▶ _WHAT THIS TASK INVOLVES_: Below is a set of records. Repeat all of them exactly.

▶ _DATASET EXTRACT_:

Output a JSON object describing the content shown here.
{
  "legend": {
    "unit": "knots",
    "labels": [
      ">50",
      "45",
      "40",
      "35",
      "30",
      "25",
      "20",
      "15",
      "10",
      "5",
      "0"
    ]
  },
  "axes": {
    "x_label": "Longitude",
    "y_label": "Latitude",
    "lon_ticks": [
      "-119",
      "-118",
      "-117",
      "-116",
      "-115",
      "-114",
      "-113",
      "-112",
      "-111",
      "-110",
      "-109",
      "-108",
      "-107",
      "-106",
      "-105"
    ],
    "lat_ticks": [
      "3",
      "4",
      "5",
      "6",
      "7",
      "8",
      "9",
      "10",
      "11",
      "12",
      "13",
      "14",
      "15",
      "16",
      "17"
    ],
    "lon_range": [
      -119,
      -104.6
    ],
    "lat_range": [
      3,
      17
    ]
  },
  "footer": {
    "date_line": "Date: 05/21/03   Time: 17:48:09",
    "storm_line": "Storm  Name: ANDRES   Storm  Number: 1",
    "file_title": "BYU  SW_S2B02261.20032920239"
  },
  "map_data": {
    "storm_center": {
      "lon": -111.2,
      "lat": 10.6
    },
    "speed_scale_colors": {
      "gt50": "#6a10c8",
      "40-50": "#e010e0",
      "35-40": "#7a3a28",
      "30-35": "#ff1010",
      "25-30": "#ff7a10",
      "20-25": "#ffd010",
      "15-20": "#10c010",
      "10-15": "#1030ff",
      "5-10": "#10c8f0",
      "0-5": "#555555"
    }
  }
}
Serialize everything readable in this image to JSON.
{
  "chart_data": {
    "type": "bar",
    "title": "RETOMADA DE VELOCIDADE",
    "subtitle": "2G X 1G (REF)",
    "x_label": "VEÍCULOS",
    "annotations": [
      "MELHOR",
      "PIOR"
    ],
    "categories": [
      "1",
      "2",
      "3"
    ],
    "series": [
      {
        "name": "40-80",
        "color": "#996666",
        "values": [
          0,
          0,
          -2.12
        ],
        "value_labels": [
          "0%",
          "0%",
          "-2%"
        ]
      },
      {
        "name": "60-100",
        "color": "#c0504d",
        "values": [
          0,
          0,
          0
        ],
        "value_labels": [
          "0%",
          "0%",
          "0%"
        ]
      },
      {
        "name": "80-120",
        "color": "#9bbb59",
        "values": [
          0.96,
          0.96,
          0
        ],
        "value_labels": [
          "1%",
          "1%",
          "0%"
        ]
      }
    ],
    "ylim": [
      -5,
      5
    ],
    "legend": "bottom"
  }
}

▶ _RESPONSE TO THE TASK_:
Output a JSON object describing the content shown here.
{
  "legend": {
    "unit": "knots",
    "labels": [
      ">50",
      "45",
      "40",
      "35",
      "30",
      "25",
      "20",
      "15",
      "10",
      "5",
      "0"
    ]
  },
  "axes": {
    "x_label": "Longitude",
    "y_label": "Latitude",
    "lon_ticks": [
      "-119",
      "-118",
      "-117",
      "-116",
      "-115",
      "-114",
      "-113",
      "-112",
      "-111",
      "-110",
      "-109",
      "-108",
      "-107",
      "-106",
      "-105"
    ],
    "lat_ticks": [
      "3",
      "4",
      "5",
      "6",
      "7",
      "8",
      "9",
      "10",
      "11",
      "12",
      "13",
      "14",
      "15",
      "16",
      "17"
    ],
    "lon_range": [
      -119,
      -104.6
    ],
    "lat_range": [
      3,
      17
    ]
  },
  "footer": {
    "date_line": "Date: 05/21/03   Time: 17:48:09",
    "storm_line": "Storm  Name: ANDRES   Storm  Number: 1",
    "file_title": "BYU  SW_S2B02261.20032920239"
  },
  "map_data": {
    "storm_center": {
      "lon": -111.2,
      "lat": 10.6
    },
    "speed_scale_colors": {
      "gt50": "#6a10c8",
      "40-50": "#e010e0",
      "35-40": "#7a3a28",
      "30-35": "#ff1010",
      "25-30": "#ff7a10",
      "20-25": "#ffd010",
      "15-20": "#10c010",
      "10-15": "#1030ff",
      "5-10": "#10c8f0",
      "0-5": "#555555"
    }
  }
}
Serialize everything readable in this image to JSON.
{
  "chart_data": {
    "type": "bar",
    "title": "RETOMADA DE VELOCIDADE",
    "subtitle": "2G X 1G (REF)",
    "x_label": "VEÍCULOS",
    "annotations": [
      "MELHOR",
      "PIOR"
    ],
    "categories": [
      "1",
      "2",
      "3"
    ],
    "series": [
      {
        "name": "40-80",
        "color": "#996666",
        "values": [
          0,
          0,
          -2.12
        ],
        "value_labels": [
          "0%",
          "0%",
          "-2%"
        ]
      },
      {
        "name": "60-100",
        "color": "#c0504d",
        "values": [
          0,
          0,
          0
        ],
        "value_labels": [
          "0%",
          "0%",
          "0%"
        ]
      },
      {
        "name": "80-120",
        "color": "#9bbb59",
        "values": [
          0.96,
          0.96,
          0
        ],
        "value_labels": [
          "1%",
          "1%",
          "0%"
        ]
      }
    ],
    "ylim": [
      -5,
      5
    ],
    "legend": "bottom"
  }
}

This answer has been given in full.